## Task details
Select all lines holding the word "hóban" from the entries that follow.

+++ Excerpted records

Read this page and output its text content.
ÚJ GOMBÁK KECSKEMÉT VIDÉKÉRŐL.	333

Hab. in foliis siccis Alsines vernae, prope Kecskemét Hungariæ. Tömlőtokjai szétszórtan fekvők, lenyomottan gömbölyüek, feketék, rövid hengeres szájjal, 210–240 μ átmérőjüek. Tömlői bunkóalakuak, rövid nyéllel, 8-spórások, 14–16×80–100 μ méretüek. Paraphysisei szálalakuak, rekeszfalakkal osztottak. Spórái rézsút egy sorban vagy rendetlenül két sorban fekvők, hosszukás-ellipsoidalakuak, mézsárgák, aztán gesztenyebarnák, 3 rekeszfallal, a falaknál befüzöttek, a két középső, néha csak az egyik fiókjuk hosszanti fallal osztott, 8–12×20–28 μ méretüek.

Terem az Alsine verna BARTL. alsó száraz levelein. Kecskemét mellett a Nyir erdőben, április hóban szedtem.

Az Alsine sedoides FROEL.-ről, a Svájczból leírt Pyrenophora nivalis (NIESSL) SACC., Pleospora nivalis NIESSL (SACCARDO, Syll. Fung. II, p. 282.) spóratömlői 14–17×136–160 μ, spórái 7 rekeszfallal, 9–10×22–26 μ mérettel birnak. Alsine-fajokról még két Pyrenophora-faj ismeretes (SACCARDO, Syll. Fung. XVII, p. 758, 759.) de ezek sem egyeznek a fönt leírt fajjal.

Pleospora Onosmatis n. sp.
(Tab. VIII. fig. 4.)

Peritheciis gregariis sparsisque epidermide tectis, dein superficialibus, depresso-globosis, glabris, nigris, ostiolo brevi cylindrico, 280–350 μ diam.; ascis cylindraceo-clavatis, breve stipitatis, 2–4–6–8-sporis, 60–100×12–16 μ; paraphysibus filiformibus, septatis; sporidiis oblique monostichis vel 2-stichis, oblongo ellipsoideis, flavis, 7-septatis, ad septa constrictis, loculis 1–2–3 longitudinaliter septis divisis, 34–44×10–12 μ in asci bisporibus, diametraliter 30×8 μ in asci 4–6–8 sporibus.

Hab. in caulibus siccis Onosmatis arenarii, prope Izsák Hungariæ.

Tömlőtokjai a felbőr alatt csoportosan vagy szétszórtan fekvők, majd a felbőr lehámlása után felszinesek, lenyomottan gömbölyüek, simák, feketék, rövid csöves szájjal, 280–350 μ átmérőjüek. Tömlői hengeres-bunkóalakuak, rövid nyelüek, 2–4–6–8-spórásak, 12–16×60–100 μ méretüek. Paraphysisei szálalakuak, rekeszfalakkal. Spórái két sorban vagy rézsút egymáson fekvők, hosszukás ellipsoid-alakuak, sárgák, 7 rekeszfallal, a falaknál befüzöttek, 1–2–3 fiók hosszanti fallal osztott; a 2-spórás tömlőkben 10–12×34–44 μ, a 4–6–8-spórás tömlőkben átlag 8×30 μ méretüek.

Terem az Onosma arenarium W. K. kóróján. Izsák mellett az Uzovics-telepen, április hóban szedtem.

++++++

## Finished exercise
Terem az Alsine verna BARTL. alsó száraz levelein. Kecskemét mellett a Nyir erdőben, április hóban szedtem.
Terem az Onosma arenarium W. K. kóróján. Izsák mellett az Uzovics-telepen, április hóban szedtem.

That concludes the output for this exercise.